Rows from a dataset:
--- Begin ---
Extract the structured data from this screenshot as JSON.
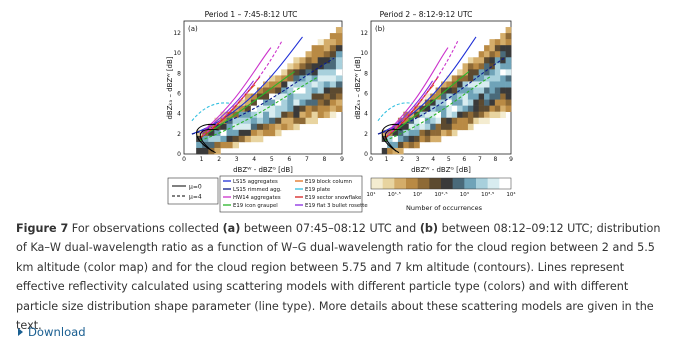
{
  "figure": {
    "panel_a": {
      "title": "Period 1 – 7:45-8:12 UTC",
      "label": "(a)"
    },
    "panel_b": {
      "title": "Period 2 – 8:12-9:12 UTC",
      "label": "(b)"
    },
    "ylabel": "dBZₖₐ – dBZᵂ [dB]",
    "xlabel": "dBZᵂ - dBZᴳ [dB]",
    "x_ticks": [
      "0",
      "1",
      "2",
      "3",
      "4",
      "5",
      "6",
      "7",
      "8",
      "9"
    ],
    "y_ticks": [
      "0",
      "2",
      "4",
      "6",
      "8",
      "10",
      "12"
    ],
    "legend_mu": [
      {
        "style": "solid",
        "label": "μ=0"
      },
      {
        "style": "dashed",
        "label": "μ=4"
      }
    ],
    "legend_models": [
      {
        "label": "LS15 aggregates",
        "color": "#1f2fd6"
      },
      {
        "label": "LS15 rimmed agg.",
        "color": "#0a1a8a"
      },
      {
        "label": "HW14 aggregates",
        "color": "#cc33cc"
      },
      {
        "label": "E19 icon graupel",
        "color": "#2ab52a"
      },
      {
        "label": "E19 block column",
        "color": "#e07020"
      },
      {
        "label": "E19 plate",
        "color": "#33c0e0"
      },
      {
        "label": "E19 sector snowflake",
        "color": "#d62020"
      },
      {
        "label": "E19 flat 3 bullet rosette",
        "color": "#8a2be2"
      }
    ],
    "colorbar_ticks": [
      "10¹",
      "10¹·⁵",
      "10²",
      "10²·⁵",
      "10³",
      "10³·⁵",
      "10⁴"
    ],
    "colorbar_label": "Number of occurrences"
  },
  "caption": {
    "label": "Figure 7",
    "t1": " For observations collected ",
    "a": "(a)",
    "t2": " between 07:45–08:12 UTC and ",
    "b": "(b)",
    "t3": " between 08:12–09:12 UTC; distribution of Ka–W dual-wavelength ratio as a function of W–G dual-wavelength ratio for the cloud region between 2 and 5.5 km altitude (color map) and for the cloud region between 5.75 and 7 km altitude (contours). Lines represent effective reflectivity calculated using scattering models with different particle type (colors) and with different particle size distribution shape parameter (line type). More details about these scattering models are given in the text."
  },
  "download": {
    "label": "Download"
  }
}
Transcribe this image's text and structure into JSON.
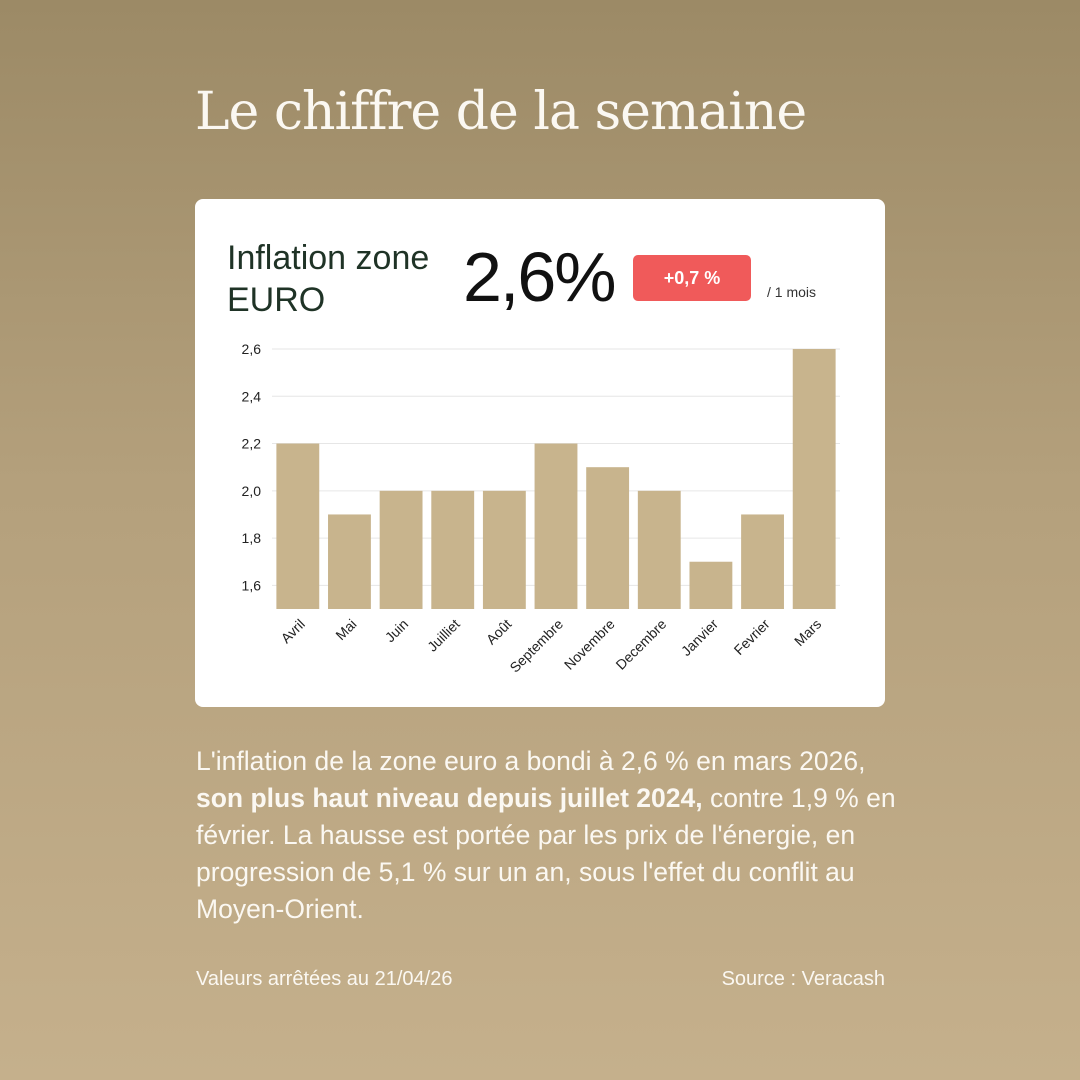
{
  "title": "Le chiffre de la semaine",
  "card": {
    "metric_line1": "Inflation zone",
    "metric_line2": "EURO",
    "value": "2,6%",
    "change": "+0,7 %",
    "period": "/ 1 mois"
  },
  "colors": {
    "bar": "#c8b48d",
    "badge": "#f05a5a",
    "card": "#ffffff",
    "text_light": "#fbf8f2"
  },
  "chart_data": {
    "type": "bar",
    "categories": [
      "Avril",
      "Mai",
      "Juin",
      "Juilliet",
      "Août",
      "Septembre",
      "Novembre",
      "Decembre",
      "Janvier",
      "Fevrier",
      "Mars"
    ],
    "values": [
      2.2,
      1.9,
      2.0,
      2.0,
      2.0,
      2.2,
      2.1,
      2.0,
      1.7,
      1.9,
      2.6
    ],
    "y_ticks": [
      "1,6",
      "1,8",
      "2,0",
      "2,2",
      "2,4",
      "2,6"
    ],
    "tick_values": [
      1.6,
      1.8,
      2.0,
      2.2,
      2.4,
      2.6
    ],
    "ylim": [
      1.5,
      2.6
    ],
    "grid": true,
    "xlabel": "",
    "ylabel": ""
  },
  "body": {
    "part1": "L'inflation de la zone euro a bondi à 2,6 % en mars 2026, ",
    "bold": "son plus haut niveau depuis juillet 2024,",
    "part2": " contre 1,9 % en février. La hausse est portée par les prix de l'énergie, en progression de 5,1 % sur un an, sous l'effet du conflit au Moyen-Orient."
  },
  "footer": {
    "date": "Valeurs arrêtées au 21/04/26",
    "source": "Source : Veracash"
  }
}
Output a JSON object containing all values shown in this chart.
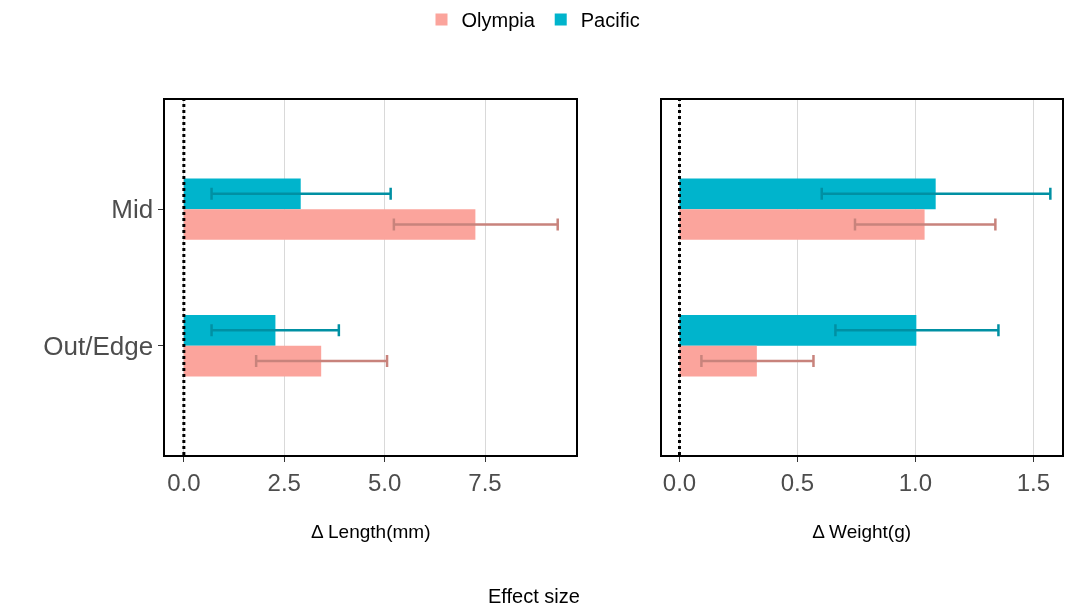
--- End ---
**WHAT THE TASK REQUIRES:** How many lines of these entries hold the string "zone"? Answer with the number alone.

**THE RESULT:** 2